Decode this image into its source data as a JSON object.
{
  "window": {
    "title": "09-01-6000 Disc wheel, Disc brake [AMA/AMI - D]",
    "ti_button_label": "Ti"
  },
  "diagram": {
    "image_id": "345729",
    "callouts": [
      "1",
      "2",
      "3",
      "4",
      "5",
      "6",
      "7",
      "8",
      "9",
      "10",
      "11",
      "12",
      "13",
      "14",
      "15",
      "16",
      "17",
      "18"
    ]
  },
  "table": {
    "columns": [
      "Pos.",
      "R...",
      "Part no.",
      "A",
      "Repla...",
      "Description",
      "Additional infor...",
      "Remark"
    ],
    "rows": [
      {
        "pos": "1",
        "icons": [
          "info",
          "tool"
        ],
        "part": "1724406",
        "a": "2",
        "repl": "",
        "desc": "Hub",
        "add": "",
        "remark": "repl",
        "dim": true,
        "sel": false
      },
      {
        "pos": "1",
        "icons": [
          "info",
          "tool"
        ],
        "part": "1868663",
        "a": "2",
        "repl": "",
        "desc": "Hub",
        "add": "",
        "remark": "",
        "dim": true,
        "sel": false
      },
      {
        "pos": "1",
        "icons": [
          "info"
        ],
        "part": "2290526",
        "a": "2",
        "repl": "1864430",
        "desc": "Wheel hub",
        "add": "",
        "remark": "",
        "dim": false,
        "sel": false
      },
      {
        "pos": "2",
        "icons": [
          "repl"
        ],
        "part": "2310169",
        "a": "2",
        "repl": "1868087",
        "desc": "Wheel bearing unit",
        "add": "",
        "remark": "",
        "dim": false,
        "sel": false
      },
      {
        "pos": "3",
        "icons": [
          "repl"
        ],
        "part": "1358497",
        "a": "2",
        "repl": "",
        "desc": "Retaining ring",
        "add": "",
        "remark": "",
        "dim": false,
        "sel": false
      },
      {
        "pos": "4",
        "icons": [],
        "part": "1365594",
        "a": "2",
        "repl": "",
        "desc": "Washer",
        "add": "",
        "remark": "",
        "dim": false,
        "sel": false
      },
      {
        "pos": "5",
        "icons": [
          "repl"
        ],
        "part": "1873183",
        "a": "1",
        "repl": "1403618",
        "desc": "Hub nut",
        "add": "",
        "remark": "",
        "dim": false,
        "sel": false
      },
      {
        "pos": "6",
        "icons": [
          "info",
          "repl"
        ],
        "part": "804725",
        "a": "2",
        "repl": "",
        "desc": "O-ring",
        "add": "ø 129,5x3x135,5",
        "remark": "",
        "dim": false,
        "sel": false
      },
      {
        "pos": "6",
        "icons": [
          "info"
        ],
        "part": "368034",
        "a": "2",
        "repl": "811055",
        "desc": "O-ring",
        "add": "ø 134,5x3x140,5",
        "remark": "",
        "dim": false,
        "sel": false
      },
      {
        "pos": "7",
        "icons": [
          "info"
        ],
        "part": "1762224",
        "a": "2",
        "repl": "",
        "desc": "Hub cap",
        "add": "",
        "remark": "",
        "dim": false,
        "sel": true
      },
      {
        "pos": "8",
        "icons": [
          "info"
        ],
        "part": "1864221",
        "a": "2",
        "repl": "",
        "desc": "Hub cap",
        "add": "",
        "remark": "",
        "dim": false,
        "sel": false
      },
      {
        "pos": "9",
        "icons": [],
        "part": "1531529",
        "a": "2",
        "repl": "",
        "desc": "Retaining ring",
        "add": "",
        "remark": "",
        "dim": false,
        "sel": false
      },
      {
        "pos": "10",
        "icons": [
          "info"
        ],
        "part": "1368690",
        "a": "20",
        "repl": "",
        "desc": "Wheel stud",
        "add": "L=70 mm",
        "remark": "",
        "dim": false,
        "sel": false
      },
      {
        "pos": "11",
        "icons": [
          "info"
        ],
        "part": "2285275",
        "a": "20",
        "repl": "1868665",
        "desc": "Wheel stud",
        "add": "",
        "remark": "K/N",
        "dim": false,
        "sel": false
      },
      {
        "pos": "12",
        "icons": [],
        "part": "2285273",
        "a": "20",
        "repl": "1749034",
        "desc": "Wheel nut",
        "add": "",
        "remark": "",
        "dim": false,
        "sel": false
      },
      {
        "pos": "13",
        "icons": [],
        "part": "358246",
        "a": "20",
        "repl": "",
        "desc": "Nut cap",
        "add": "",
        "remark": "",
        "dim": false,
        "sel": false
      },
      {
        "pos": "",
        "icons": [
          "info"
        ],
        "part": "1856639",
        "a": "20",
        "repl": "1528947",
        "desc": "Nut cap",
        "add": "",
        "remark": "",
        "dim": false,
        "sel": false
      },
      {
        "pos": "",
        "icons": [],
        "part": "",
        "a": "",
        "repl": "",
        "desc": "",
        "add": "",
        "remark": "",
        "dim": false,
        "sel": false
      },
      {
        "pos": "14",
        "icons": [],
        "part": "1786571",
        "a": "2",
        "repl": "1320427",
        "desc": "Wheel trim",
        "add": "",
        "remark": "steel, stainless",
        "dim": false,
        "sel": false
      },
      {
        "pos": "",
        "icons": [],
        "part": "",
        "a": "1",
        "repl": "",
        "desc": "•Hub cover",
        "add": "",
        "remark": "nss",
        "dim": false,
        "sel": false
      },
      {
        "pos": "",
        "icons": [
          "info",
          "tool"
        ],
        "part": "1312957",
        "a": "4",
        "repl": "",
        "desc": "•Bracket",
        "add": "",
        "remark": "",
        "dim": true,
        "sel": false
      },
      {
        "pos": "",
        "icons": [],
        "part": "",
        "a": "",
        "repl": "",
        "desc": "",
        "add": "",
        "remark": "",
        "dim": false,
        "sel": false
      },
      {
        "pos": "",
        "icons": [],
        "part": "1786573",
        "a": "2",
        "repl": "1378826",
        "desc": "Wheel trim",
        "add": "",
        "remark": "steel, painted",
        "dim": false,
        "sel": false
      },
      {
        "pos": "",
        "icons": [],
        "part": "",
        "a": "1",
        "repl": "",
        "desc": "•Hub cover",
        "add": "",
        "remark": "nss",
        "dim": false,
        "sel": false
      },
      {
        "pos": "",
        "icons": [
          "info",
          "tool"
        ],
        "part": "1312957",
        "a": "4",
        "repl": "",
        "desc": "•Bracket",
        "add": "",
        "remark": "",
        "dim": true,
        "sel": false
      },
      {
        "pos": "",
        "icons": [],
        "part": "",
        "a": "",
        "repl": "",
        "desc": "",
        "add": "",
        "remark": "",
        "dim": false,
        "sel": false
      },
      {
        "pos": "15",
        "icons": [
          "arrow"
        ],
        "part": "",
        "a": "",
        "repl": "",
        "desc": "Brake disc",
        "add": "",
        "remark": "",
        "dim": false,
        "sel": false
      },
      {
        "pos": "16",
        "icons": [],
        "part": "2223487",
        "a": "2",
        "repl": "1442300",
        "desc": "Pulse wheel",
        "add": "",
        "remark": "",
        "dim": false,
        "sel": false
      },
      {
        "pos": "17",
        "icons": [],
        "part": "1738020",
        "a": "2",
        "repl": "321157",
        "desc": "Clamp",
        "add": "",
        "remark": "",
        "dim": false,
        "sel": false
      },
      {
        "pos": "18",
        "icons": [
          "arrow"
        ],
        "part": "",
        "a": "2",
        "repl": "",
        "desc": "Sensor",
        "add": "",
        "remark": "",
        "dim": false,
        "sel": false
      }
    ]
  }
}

--- Goal ---
Print the records above exactly as they appear.

--- Solution to this task ---
Decode this image into its source data as a JSON object.
{
  "window": {
    "title": "09-01-6000 Disc wheel, Disc brake [AMA/AMI - D]",
    "ti_button_label": "Ti"
  },
  "diagram": {
    "image_id": "345729",
    "callouts": [
      "1",
      "2",
      "3",
      "4",
      "5",
      "6",
      "7",
      "8",
      "9",
      "10",
      "11",
      "12",
      "13",
      "14",
      "15",
      "16",
      "17",
      "18"
    ]
  },
  "table": {
    "columns": [
      "Pos.",
      "R...",
      "Part no.",
      "A",
      "Repla...",
      "Description",
      "Additional infor...",
      "Remark"
    ],
    "rows": [
      {
        "pos": "1",
        "icons": [
          "info",
          "tool"
        ],
        "part": "1724406",
        "a": "2",
        "repl": "",
        "desc": "Hub",
        "add": "",
        "remark": "repl",
        "dim": true,
        "sel": false
      },
      {
        "pos": "1",
        "icons": [
          "info",
          "tool"
        ],
        "part": "1868663",
        "a": "2",
        "repl": "",
        "desc": "Hub",
        "add": "",
        "remark": "",
        "dim": true,
        "sel": false
      },
      {
        "pos": "1",
        "icons": [
          "info"
        ],
        "part": "2290526",
        "a": "2",
        "repl": "1864430",
        "desc": "Wheel hub",
        "add": "",
        "remark": "",
        "dim": false,
        "sel": false
      },
      {
        "pos": "2",
        "icons": [
          "repl"
        ],
        "part": "2310169",
        "a": "2",
        "repl": "1868087",
        "desc": "Wheel bearing unit",
        "add": "",
        "remark": "",
        "dim": false,
        "sel": false
      },
      {
        "pos": "3",
        "icons": [
          "repl"
        ],
        "part": "1358497",
        "a": "2",
        "repl": "",
        "desc": "Retaining ring",
        "add": "",
        "remark": "",
        "dim": false,
        "sel": false
      },
      {
        "pos": "4",
        "icons": [],
        "part": "1365594",
        "a": "2",
        "repl": "",
        "desc": "Washer",
        "add": "",
        "remark": "",
        "dim": false,
        "sel": false
      },
      {
        "pos": "5",
        "icons": [
          "repl"
        ],
        "part": "1873183",
        "a": "1",
        "repl": "1403618",
        "desc": "Hub nut",
        "add": "",
        "remark": "",
        "dim": false,
        "sel": false
      },
      {
        "pos": "6",
        "icons": [
          "info",
          "repl"
        ],
        "part": "804725",
        "a": "2",
        "repl": "",
        "desc": "O-ring",
        "add": "ø 129,5x3x135,5",
        "remark": "",
        "dim": false,
        "sel": false
      },
      {
        "pos": "6",
        "icons": [
          "info"
        ],
        "part": "368034",
        "a": "2",
        "repl": "811055",
        "desc": "O-ring",
        "add": "ø 134,5x3x140,5",
        "remark": "",
        "dim": false,
        "sel": false
      },
      {
        "pos": "7",
        "icons": [
          "info"
        ],
        "part": "1762224",
        "a": "2",
        "repl": "",
        "desc": "Hub cap",
        "add": "",
        "remark": "",
        "dim": false,
        "sel": true
      },
      {
        "pos": "8",
        "icons": [
          "info"
        ],
        "part": "1864221",
        "a": "2",
        "repl": "",
        "desc": "Hub cap",
        "add": "",
        "remark": "",
        "dim": false,
        "sel": false
      },
      {
        "pos": "9",
        "icons": [],
        "part": "1531529",
        "a": "2",
        "repl": "",
        "desc": "Retaining ring",
        "add": "",
        "remark": "",
        "dim": false,
        "sel": false
      },
      {
        "pos": "10",
        "icons": [
          "info"
        ],
        "part": "1368690",
        "a": "20",
        "repl": "",
        "desc": "Wheel stud",
        "add": "L=70 mm",
        "remark": "",
        "dim": false,
        "sel": false
      },
      {
        "pos": "11",
        "icons": [
          "info"
        ],
        "part": "2285275",
        "a": "20",
        "repl": "1868665",
        "desc": "Wheel stud",
        "add": "",
        "remark": "K/N",
        "dim": false,
        "sel": false
      },
      {
        "pos": "12",
        "icons": [],
        "part": "2285273",
        "a": "20",
        "repl": "1749034",
        "desc": "Wheel nut",
        "add": "",
        "remark": "",
        "dim": false,
        "sel": false
      },
      {
        "pos": "13",
        "icons": [],
        "part": "358246",
        "a": "20",
        "repl": "",
        "desc": "Nut cap",
        "add": "",
        "remark": "",
        "dim": false,
        "sel": false
      },
      {
        "pos": "",
        "icons": [
          "info"
        ],
        "part": "1856639",
        "a": "20",
        "repl": "1528947",
        "desc": "Nut cap",
        "add": "",
        "remark": "",
        "dim": false,
        "sel": false
      },
      {
        "pos": "",
        "icons": [],
        "part": "",
        "a": "",
        "repl": "",
        "desc": "",
        "add": "",
        "remark": "",
        "dim": false,
        "sel": false
      },
      {
        "pos": "14",
        "icons": [],
        "part": "1786571",
        "a": "2",
        "repl": "1320427",
        "desc": "Wheel trim",
        "add": "",
        "remark": "steel, stainless",
        "dim": false,
        "sel": false
      },
      {
        "pos": "",
        "icons": [],
        "part": "",
        "a": "1",
        "repl": "",
        "desc": "•Hub cover",
        "add": "",
        "remark": "nss",
        "dim": false,
        "sel": false
      },
      {
        "pos": "",
        "icons": [
          "info",
          "tool"
        ],
        "part": "1312957",
        "a": "4",
        "repl": "",
        "desc": "•Bracket",
        "add": "",
        "remark": "",
        "dim": true,
        "sel": false
      },
      {
        "pos": "",
        "icons": [],
        "part": "",
        "a": "",
        "repl": "",
        "desc": "",
        "add": "",
        "remark": "",
        "dim": false,
        "sel": false
      },
      {
        "pos": "",
        "icons": [],
        "part": "1786573",
        "a": "2",
        "repl": "1378826",
        "desc": "Wheel trim",
        "add": "",
        "remark": "steel, painted",
        "dim": false,
        "sel": false
      },
      {
        "pos": "",
        "icons": [],
        "part": "",
        "a": "1",
        "repl": "",
        "desc": "•Hub cover",
        "add": "",
        "remark": "nss",
        "dim": false,
        "sel": false
      },
      {
        "pos": "",
        "icons": [
          "info",
          "tool"
        ],
        "part": "1312957",
        "a": "4",
        "repl": "",
        "desc": "•Bracket",
        "add": "",
        "remark": "",
        "dim": true,
        "sel": false
      },
      {
        "pos": "",
        "icons": [],
        "part": "",
        "a": "",
        "repl": "",
        "desc": "",
        "add": "",
        "remark": "",
        "dim": false,
        "sel": false
      },
      {
        "pos": "15",
        "icons": [
          "arrow"
        ],
        "part": "",
        "a": "",
        "repl": "",
        "desc": "Brake disc",
        "add": "",
        "remark": "",
        "dim": false,
        "sel": false
      },
      {
        "pos": "16",
        "icons": [],
        "part": "2223487",
        "a": "2",
        "repl": "1442300",
        "desc": "Pulse wheel",
        "add": "",
        "remark": "",
        "dim": false,
        "sel": false
      },
      {
        "pos": "17",
        "icons": [],
        "part": "1738020",
        "a": "2",
        "repl": "321157",
        "desc": "Clamp",
        "add": "",
        "remark": "",
        "dim": false,
        "sel": false
      },
      {
        "pos": "18",
        "icons": [
          "arrow"
        ],
        "part": "",
        "a": "2",
        "repl": "",
        "desc": "Sensor",
        "add": "",
        "remark": "",
        "dim": false,
        "sel": false
      }
    ]
  }
}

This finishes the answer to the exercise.